**EXERCISE DATA**
******************************

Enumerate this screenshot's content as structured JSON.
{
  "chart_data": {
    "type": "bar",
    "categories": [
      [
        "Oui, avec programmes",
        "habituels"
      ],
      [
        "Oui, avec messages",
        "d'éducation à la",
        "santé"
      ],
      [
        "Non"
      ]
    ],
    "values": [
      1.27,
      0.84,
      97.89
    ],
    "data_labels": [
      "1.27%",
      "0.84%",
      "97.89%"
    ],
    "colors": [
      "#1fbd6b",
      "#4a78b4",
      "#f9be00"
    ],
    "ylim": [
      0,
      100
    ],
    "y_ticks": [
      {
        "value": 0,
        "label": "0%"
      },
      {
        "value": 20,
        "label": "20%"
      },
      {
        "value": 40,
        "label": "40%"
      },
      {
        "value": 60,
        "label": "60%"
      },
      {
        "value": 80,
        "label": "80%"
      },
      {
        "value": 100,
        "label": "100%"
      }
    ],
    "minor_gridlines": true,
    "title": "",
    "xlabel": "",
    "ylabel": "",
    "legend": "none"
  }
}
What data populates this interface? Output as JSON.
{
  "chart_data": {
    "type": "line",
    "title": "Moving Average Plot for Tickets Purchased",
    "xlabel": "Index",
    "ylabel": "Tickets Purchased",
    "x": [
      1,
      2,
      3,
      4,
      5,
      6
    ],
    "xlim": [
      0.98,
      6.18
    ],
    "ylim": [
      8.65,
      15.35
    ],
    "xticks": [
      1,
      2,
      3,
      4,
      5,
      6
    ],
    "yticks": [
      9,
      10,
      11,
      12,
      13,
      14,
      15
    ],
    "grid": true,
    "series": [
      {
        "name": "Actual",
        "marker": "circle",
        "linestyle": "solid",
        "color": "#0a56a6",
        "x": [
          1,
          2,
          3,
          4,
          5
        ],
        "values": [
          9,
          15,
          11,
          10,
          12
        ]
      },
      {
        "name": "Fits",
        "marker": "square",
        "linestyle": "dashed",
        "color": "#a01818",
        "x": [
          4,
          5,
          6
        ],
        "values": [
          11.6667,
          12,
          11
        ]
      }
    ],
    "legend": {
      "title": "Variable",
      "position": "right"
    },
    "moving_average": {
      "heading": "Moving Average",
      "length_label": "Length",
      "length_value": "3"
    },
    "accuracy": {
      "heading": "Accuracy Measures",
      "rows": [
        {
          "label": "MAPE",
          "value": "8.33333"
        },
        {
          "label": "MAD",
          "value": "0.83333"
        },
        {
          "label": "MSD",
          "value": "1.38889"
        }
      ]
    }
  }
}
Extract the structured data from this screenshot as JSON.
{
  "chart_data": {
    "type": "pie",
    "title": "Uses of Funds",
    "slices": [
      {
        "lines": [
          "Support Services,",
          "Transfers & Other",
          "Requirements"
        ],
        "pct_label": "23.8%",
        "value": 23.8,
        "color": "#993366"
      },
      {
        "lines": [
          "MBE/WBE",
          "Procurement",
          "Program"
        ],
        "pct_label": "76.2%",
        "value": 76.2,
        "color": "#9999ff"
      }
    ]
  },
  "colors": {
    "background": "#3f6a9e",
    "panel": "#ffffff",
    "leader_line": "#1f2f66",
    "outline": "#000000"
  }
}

******************************

**TASK DIRECTIONS**
Copy out each line of the data containing the string "structured".

**SOLUTION FOR THIS EXERCISE**
Enumerate this screenshot's content as structured JSON.
Extract the structured data from this screenshot as JSON.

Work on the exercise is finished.